**Task directions**. Every record should be repeated exactly, except that pictures are left out.

Saved entries:
»»
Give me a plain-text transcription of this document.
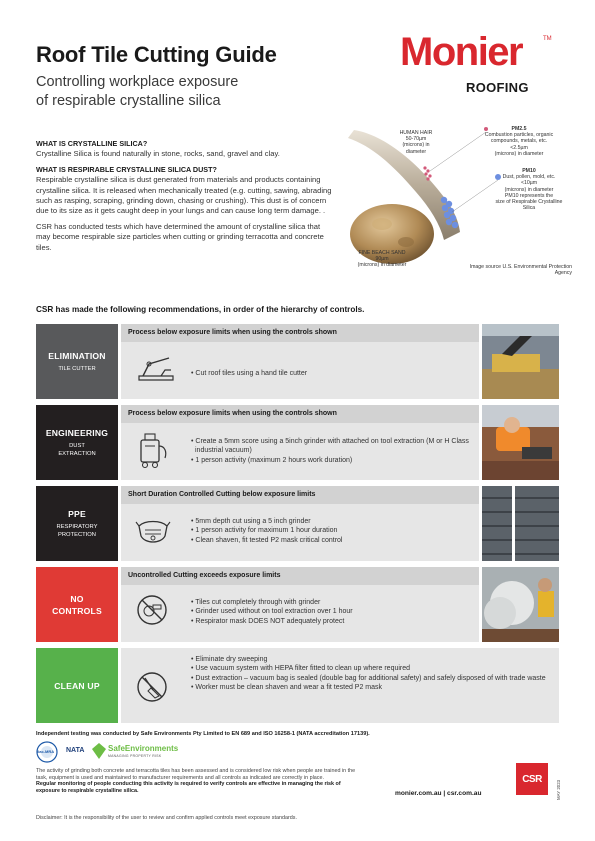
Roof Tile Cutting Guide
Controlling workplace exposure
of respirable crystalline silica
Monier	TM
ROOFING
WHAT IS CRYSTALLINE SILICA?

Crystalline Silica is found naturally in stone, rocks, sand, gravel and clay.

WHAT IS RESPIRABLE CRYSTALLINE SILICA DUST?

Respirable crystalline silica is dust generated from materials and products containing crystalline silica. It is released when mechanically treated (e.g. cutting, sawing, abrading such as rasping, scraping, grinding down, chasing or crushing). This dust is of concern due to its size as it gets caught deep in your lungs and can cause long term damage. .

CSR has conducted tests which have determined the amount of crystalline silica that may become respirable size particles when cutting or grinding terracotta and concrete tiles.

HUMAN HAIR
50-70µm
(microns) in diameter
PM2.5
Combustion particles, organic compounds, metals, etc.
<2.5µm
(microns) in diameter
PM10
Dust, pollen, mold, etc.
<10µm
(microns) in diameter
PM10 represents the
size of Respirable Crystalline Silica
FINE BEACH SAND
90µm
(microns) in diameter	Image source U.S. Environmental Protection Agency
CSR has made the following recommendations, in order of the hierarchy of controls.
ELIMINATION
TILE CUTTER
Process below exposure limits when using the controls shown
• Cut roof tiles using a hand tile cutter
ENGINEERING
DUST
EXTRACTION
Process below exposure limits when using the controls shown
• Create a 5mm score using a 5inch grinder with attached on tool extraction (M or H Class industrial vacuum)
• 1 person activity (maximum 2 hours work duration)
PPE
RESPIRATORY
PROTECTION
Short Duration Controlled Cutting below exposure limits
• 5mm depth cut using a 5 inch grinder
• 1 person activity for maximum 1 hour duration
• Clean shaven, fit tested P2 mask critical control
NO
CONTROLS
Uncontrolled Cutting exceeds exposure limits
• Tiles cut completely through with grinder
• Grinder used without on tool extraction over 1 hour
• Respirator mask DOES NOT adequately protect
CLEAN UP
• Eliminate dry sweeping
• Use vacuum system with HEPA filter fitted to clean up where required
• Dust extraction – vacuum bag is sealed (double bag for additional safety) and safely disposed of with trade waste
• Worker must be clean shaven and wear a fit tested P2 mask
Independent testing was conducted by Safe Environments Pty Limited to EN 689 and ISO 16258-1 (NATA accreditation 17139).
ilac-MRA NATA	SafeEnvironments
MANAGING PROPERTY RISK
The activity of grinding both concrete and terracotta tiles has been assessed and is considered low risk when people are trained in the task, equipment is used and maintained to manufacturer requirements and all controls as indicated are correctly in place.
Regular monitoring of people conducting this activity is required to verify controls are effective in managing the risk of exposure to respirable crystalline silica.	monier.com.au | csr.com.au
CSR
MAY 2023
Disclaimer: It is the responsibility of the user to review and confirm applied controls meet exposure standards.
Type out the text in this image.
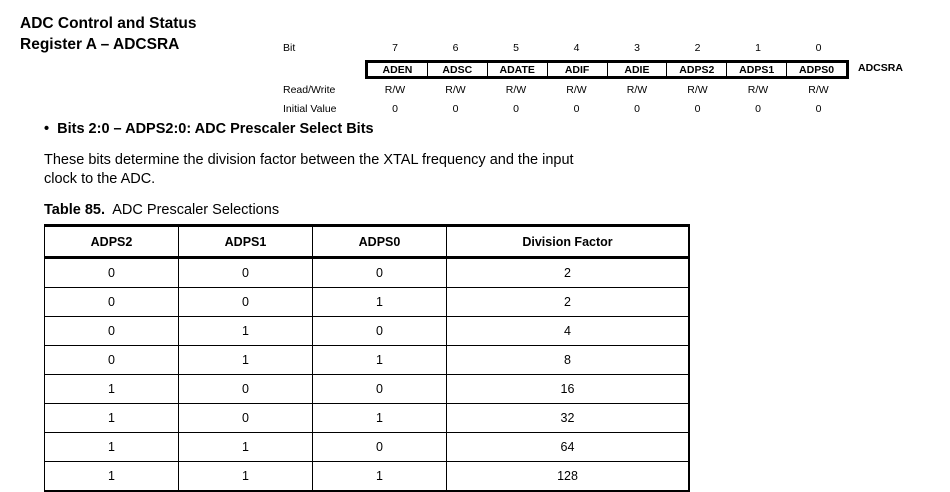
ADC Control and Status
Register A – ADCSRA	Bit	7	6	5	4	3	2	1	0
ADEN	ADSC	ADATE	ADIF	ADIE	ADPS2	ADPS1	ADPS0	ADCSRA
Read/Write	R/W	R/W	R/W	R/W	R/W	R/W	R/W	R/W
Initial Value	0	0	0	0	0	0	0	0
• Bits 2:0 – ADPS2:0: ADC Prescaler Select Bits
These bits determine the division factor between the XTAL frequency and the input
clock to the ADC.
Table 85. ADC Prescaler Selections
ADPS2	ADPS1	ADPS0	Division Factor
0	0	0	2
0	0	1	2
0	1	0	4
0	1	1	8
1	0	0	16
1	0	1	32
1	1	0	64
1	1	1	128
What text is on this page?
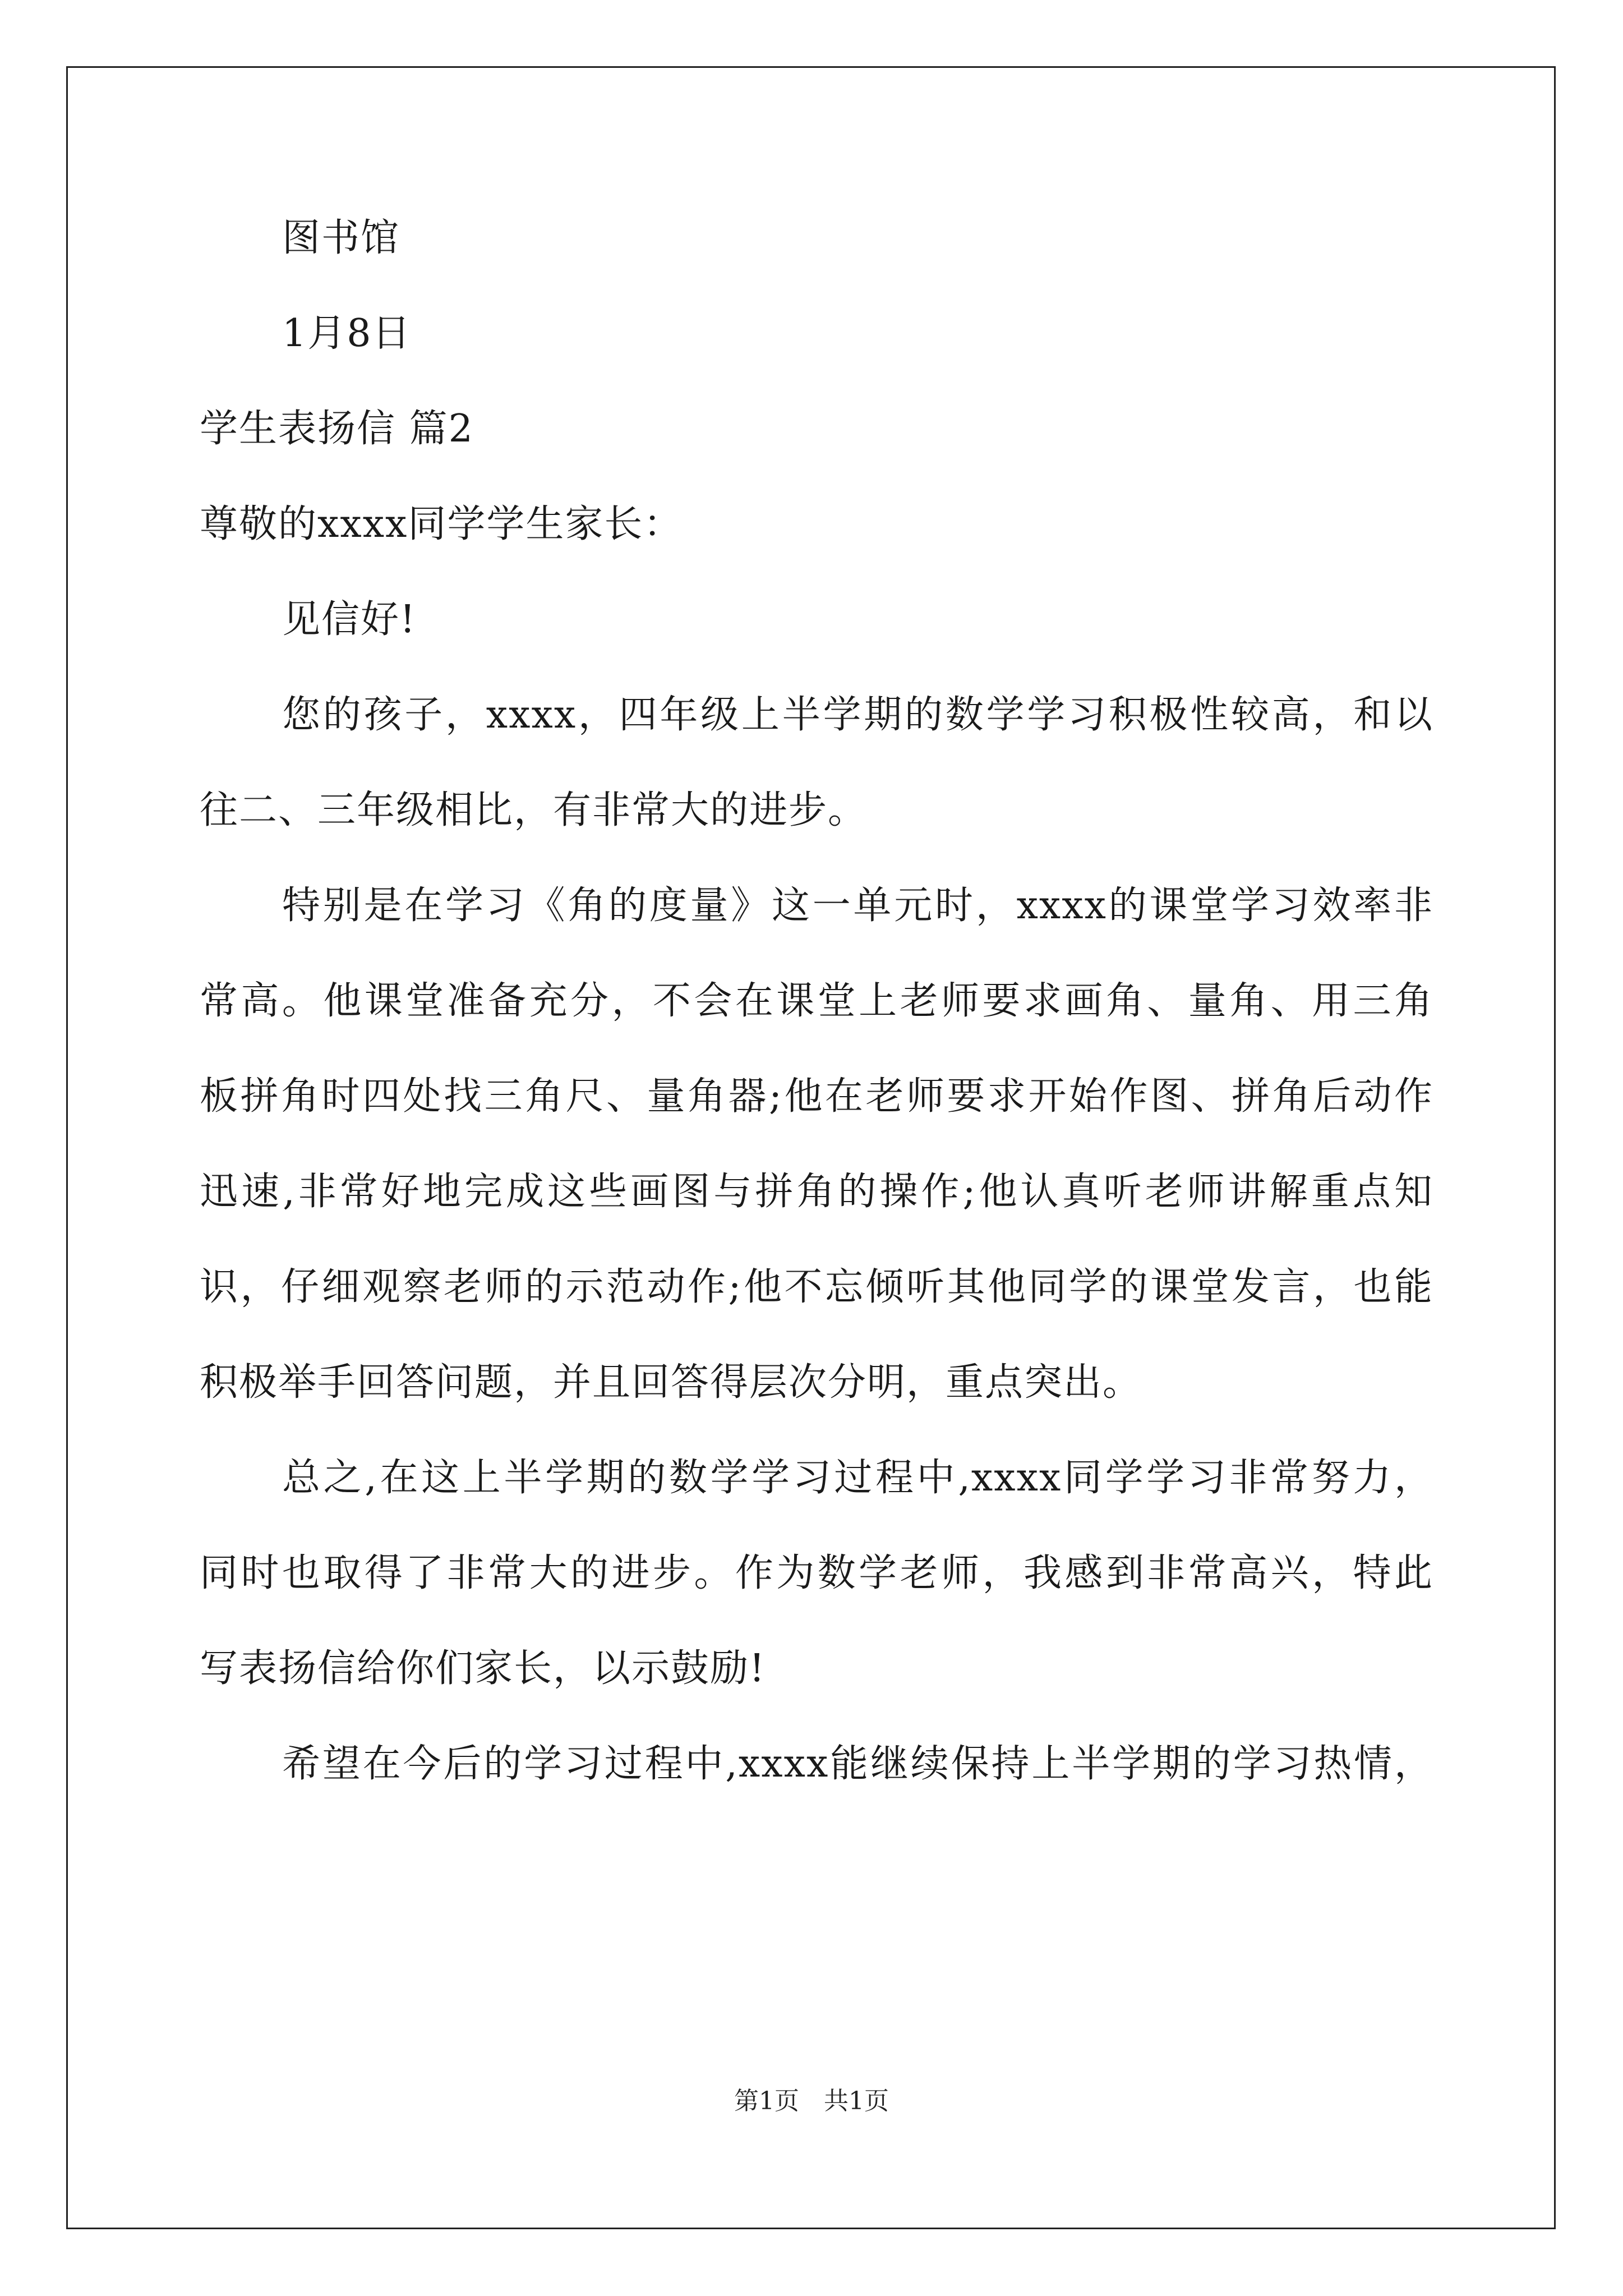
图书馆
1月8日
学生表扬信 篇2
尊敬的xxxx同学学生家长：
见信好!
您的孩子，xxxx，四年级上半学期的数学学习积极性较高，和以
往二、三年级相比，有非常大的进步。
特别是在学习《角的度量》这一单元时，xxxx的课堂学习效率非
常高。他课堂准备充分，不会在课堂上老师要求画角、量角、用三角
板拼角时四处找三角尺、量角器;他在老师要求开始作图、拼角后动作
迅速,非常好地完成这些画图与拼角的操作;他认真听老师讲解重点知
识，仔细观察老师的示范动作;他不忘倾听其他同学的课堂发言，也能
积极举手回答问题，并且回答得层次分明，重点突出。
总之,在这上半学期的数学学习过程中,xxxx同学学习非常努力，
同时也取得了非常大的进步。作为数学老师，我感到非常高兴，特此
写表扬信给你们家长，以示鼓励!
希望在今后的学习过程中,xxxx能继续保持上半学期的学习热情，
第1页　共1页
««
**Response to the task**.
Give me a plain-text transcription of this document.
Roof Tile Cutting Guide
Controlling workplace exposure
of respirable crystalline silica
Monier	TM
ROOFING
WHAT IS CRYSTALLINE SILICA?

Crystalline Silica is found naturally in stone, rocks, sand, gravel and clay.

WHAT IS RESPIRABLE CRYSTALLINE SILICA DUST?

Respirable crystalline silica is dust generated from materials and products containing crystalline silica. It is released when mechanically treated (e.g. cutting, sawing, abrading such as rasping, scraping, grinding down, chasing or crushing). This dust is of concern due to its size as it gets caught deep in your lungs and can cause long term damage. .

CSR has conducted tests which have determined the amount of crystalline silica that may become respirable size particles when cutting or grinding terracotta and concrete tiles.

HUMAN HAIR
50-70µm
(microns) in diameter
PM2.5
Combustion particles, organic compounds, metals, etc.
<2.5µm
(microns) in diameter
PM10
Dust, pollen, mold, etc.
<10µm
(microns) in diameter
PM10 represents the
size of Respirable Crystalline Silica
FINE BEACH SAND
90µm
(microns) in diameter	Image source U.S. Environmental Protection Agency
CSR has made the following recommendations, in order of the hierarchy of controls.
ELIMINATION
TILE CUTTER
Process below exposure limits when using the controls shown
• Cut roof tiles using a hand tile cutter
ENGINEERING
DUST
EXTRACTION
Process below exposure limits when using the controls shown
• Create a 5mm score using a 5inch grinder with attached on tool extraction (M or H Class industrial vacuum)
• 1 person activity (maximum 2 hours work duration)
PPE
RESPIRATORY
PROTECTION
Short Duration Controlled Cutting below exposure limits
• 5mm depth cut using a 5 inch grinder
• 1 person activity for maximum 1 hour duration
• Clean shaven, fit tested P2 mask critical control
NO
CONTROLS
Uncontrolled Cutting exceeds exposure limits
• Tiles cut completely through with grinder
• Grinder used without on tool extraction over 1 hour
• Respirator mask DOES NOT adequately protect
CLEAN UP
• Eliminate dry sweeping
• Use vacuum system with HEPA filter fitted to clean up where required
• Dust extraction – vacuum bag is sealed (double bag for additional safety) and safely disposed of with trade waste
• Worker must be clean shaven and wear a fit tested P2 mask
Independent testing was conducted by Safe Environments Pty Limited to EN 689 and ISO 16258-1 (NATA accreditation 17139).
ilac-MRA NATA	SafeEnvironments
MANAGING PROPERTY RISK
The activity of grinding both concrete and terracotta tiles has been assessed and is considered low risk when people are trained in the task, equipment is used and maintained to manufacturer requirements and all controls as indicated are correctly in place.
Regular monitoring of people conducting this activity is required to verify controls are effective in managing the risk of exposure to respirable crystalline silica.	monier.com.au | csr.com.au
CSR
MAY 2023
Disclaimer: It is the responsibility of the user to review and confirm applied controls meet exposure standards.
Type out the text in this image.
ADC Control and Status
Register A – ADCSRA	Bit	7	6	5	4	3	2	1	0
ADEN	ADSC	ADATE	ADIF	ADIE	ADPS2	ADPS1	ADPS0	ADCSRA
Read/Write	R/W	R/W	R/W	R/W	R/W	R/W	R/W	R/W
Initial Value	0	0	0	0	0	0	0	0
• Bits 2:0 – ADPS2:0: ADC Prescaler Select Bits
These bits determine the division factor between the XTAL frequency and the input
clock to the ADC.
Table 85. ADC Prescaler Selections
ADPS2	ADPS1	ADPS0	Division Factor
0	0	0	2
0	0	1	2
0	1	0	4
0	1	1	8
1	0	0	16
1	0	1	32
1	1	0	64
1	1	1	128
What text is on this page?
图书馆
1月8日
学生表扬信 篇2
尊敬的xxxx同学学生家长：
见信好!
您的孩子，xxxx，四年级上半学期的数学学习积极性较高，和以
往二、三年级相比，有非常大的进步。
特别是在学习《角的度量》这一单元时，xxxx的课堂学习效率非
常高。他课堂准备充分，不会在课堂上老师要求画角、量角、用三角
板拼角时四处找三角尺、量角器;他在老师要求开始作图、拼角后动作
迅速,非常好地完成这些画图与拼角的操作;他认真听老师讲解重点知
识，仔细观察老师的示范动作;他不忘倾听其他同学的课堂发言，也能
积极举手回答问题，并且回答得层次分明，重点突出。
总之,在这上半学期的数学学习过程中,xxxx同学学习非常努力，
同时也取得了非常大的进步。作为数学老师，我感到非常高兴，特此
写表扬信给你们家长，以示鼓励!
希望在今后的学习过程中,xxxx能继续保持上半学期的学习热情，
第1页　共1页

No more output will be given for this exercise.